Task goal
Pictures do not belong in the copy. Return all of the entries exactly.
--- Dataset records ---
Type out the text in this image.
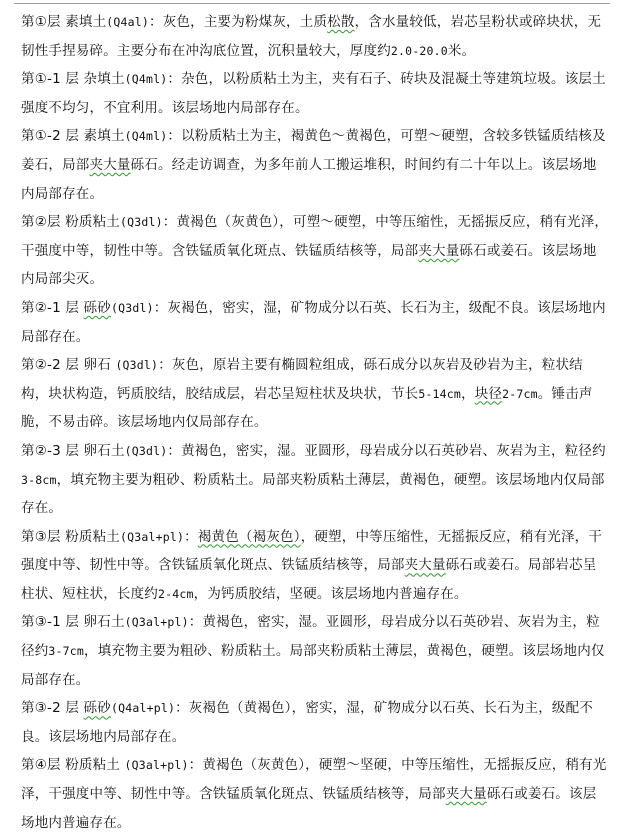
第①层 素填土(Q4al)：灰色，主要为粉煤灰，土质松散，含水量较低，岩芯呈粉状或碎块状，无韧性手捏易碎。主要分布在冲沟底位置，沉积量较大，厚度约2.0-20.0米。

第①-1 层 杂填土(Q4ml)：杂色，以粉质粘土为主，夹有石子、砖块及混凝土等建筑垃圾。该层土强度不均匀，不宜利用。该层场地内局部存在。

第①-2 层 素填土(Q4ml)：以粉质粘土为主，褐黄色～黄褐色，可塑～硬塑，含较多铁锰质结核及姜石，局部夹大量砾石。经走访调查，为多年前人工搬运堆积，时间约有二十年以上。该层场地内局部存在。

第②层 粉质粘土(Q3dl)：黄褐色（灰黄色），可塑～硬塑，中等压缩性，无摇振反应，稍有光泽，干强度中等，韧性中等。含铁锰质氧化斑点、铁锰质结核等，局部夹大量砾石或姜石。该层场地内局部尖灭。

第②-1 层 砾砂(Q3dl)：灰褐色，密实，湿，矿物成分以石英、长石为主，级配不良。该层场地内局部存在。

第②-2 层 卵石 (Q3dl)：灰色，原岩主要有椭圆粒组成，砾石成分以灰岩及砂岩为主，粒状结构，块状构造，钙质胶结，胶结成层，岩芯呈短柱状及块状，节长5-14cm，块径2-7cm。锤击声脆，不易击碎。该层场地内仅局部存在。

第②-3 层 卵石土(Q3dl)：黄褐色，密实，湿。亚圆形，母岩成分以石英砂岩、灰岩为主，粒径约3-8cm，填充物主要为粗砂、粉质粘土。局部夹粉质粘土薄层，黄褐色，硬塑。该层场地内仅局部存在。

第③层 粉质粘土(Q3al+pl)：褐黄色（褐灰色），硬塑，中等压缩性，无摇振反应，稍有光泽，干强度中等、韧性中等。含铁锰质氧化斑点、铁锰质结核等，局部夹大量砾石或姜石。局部岩芯呈柱状、短柱状，长度约2-4cm，为钙质胶结，坚硬。该层场地内普遍存在。

第③-1 层 卵石土(Q3al+pl)：黄褐色，密实，湿。亚圆形，母岩成分以石英砂岩、灰岩为主，粒径约3-7cm，填充物主要为粗砂、粉质粘土。局部夹粉质粘土薄层，黄褐色，硬塑。该层场地内仅局部存在。

第③-2 层 砾砂(Q4al+pl)：灰褐色（黄褐色），密实，湿，矿物成分以石英、长石为主，级配不良。该层场地内局部存在。

第④层 粉质粘土 (Q3al+pl)：黄褐色（灰黄色），硬塑～坚硬，中等压缩性，无摇振反应，稍有光泽，干强度中等、韧性中等。含铁锰质氧化斑点、铁锰质结核等，局部夹大量砾石或姜石。该层场地内普遍存在。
---
Output of the exercise
Type out the text in this image.
第①层 素填土(Q4al)：灰色，主要为粉煤灰，土质松散，含水量较低，岩芯呈粉状或碎块状，无韧性手捏易碎。主要分布在冲沟底位置，沉积量较大，厚度约2.0-20.0米。

第①-1 层 杂填土(Q4ml)：杂色，以粉质粘土为主，夹有石子、砖块及混凝土等建筑垃圾。该层土强度不均匀，不宜利用。该层场地内局部存在。

第①-2 层 素填土(Q4ml)：以粉质粘土为主，褐黄色～黄褐色，可塑～硬塑，含较多铁锰质结核及姜石，局部夹大量砾石。经走访调查，为多年前人工搬运堆积，时间约有二十年以上。该层场地内局部存在。

第②层 粉质粘土(Q3dl)：黄褐色（灰黄色），可塑～硬塑，中等压缩性，无摇振反应，稍有光泽，干强度中等，韧性中等。含铁锰质氧化斑点、铁锰质结核等，局部夹大量砾石或姜石。该层场地内局部尖灭。

第②-1 层 砾砂(Q3dl)：灰褐色，密实，湿，矿物成分以石英、长石为主，级配不良。该层场地内局部存在。

第②-2 层 卵石 (Q3dl)：灰色，原岩主要有椭圆粒组成，砾石成分以灰岩及砂岩为主，粒状结构，块状构造，钙质胶结，胶结成层，岩芯呈短柱状及块状，节长5-14cm，块径2-7cm。锤击声脆，不易击碎。该层场地内仅局部存在。

第②-3 层 卵石土(Q3dl)：黄褐色，密实，湿。亚圆形，母岩成分以石英砂岩、灰岩为主，粒径约3-8cm，填充物主要为粗砂、粉质粘土。局部夹粉质粘土薄层，黄褐色，硬塑。该层场地内仅局部存在。

第③层 粉质粘土(Q3al+pl)：褐黄色（褐灰色），硬塑，中等压缩性，无摇振反应，稍有光泽，干强度中等、韧性中等。含铁锰质氧化斑点、铁锰质结核等，局部夹大量砾石或姜石。局部岩芯呈柱状、短柱状，长度约2-4cm，为钙质胶结，坚硬。该层场地内普遍存在。

第③-1 层 卵石土(Q3al+pl)：黄褐色，密实，湿。亚圆形，母岩成分以石英砂岩、灰岩为主，粒径约3-7cm，填充物主要为粗砂、粉质粘土。局部夹粉质粘土薄层，黄褐色，硬塑。该层场地内仅局部存在。

第③-2 层 砾砂(Q4al+pl)：灰褐色（黄褐色），密实，湿，矿物成分以石英、长石为主，级配不良。该层场地内局部存在。

第④层 粉质粘土 (Q3al+pl)：黄褐色（灰黄色），硬塑～坚硬，中等压缩性，无摇振反应，稍有光泽，干强度中等、韧性中等。含铁锰质氧化斑点、铁锰质结核等，局部夹大量砾石或姜石。该层场地内普遍存在。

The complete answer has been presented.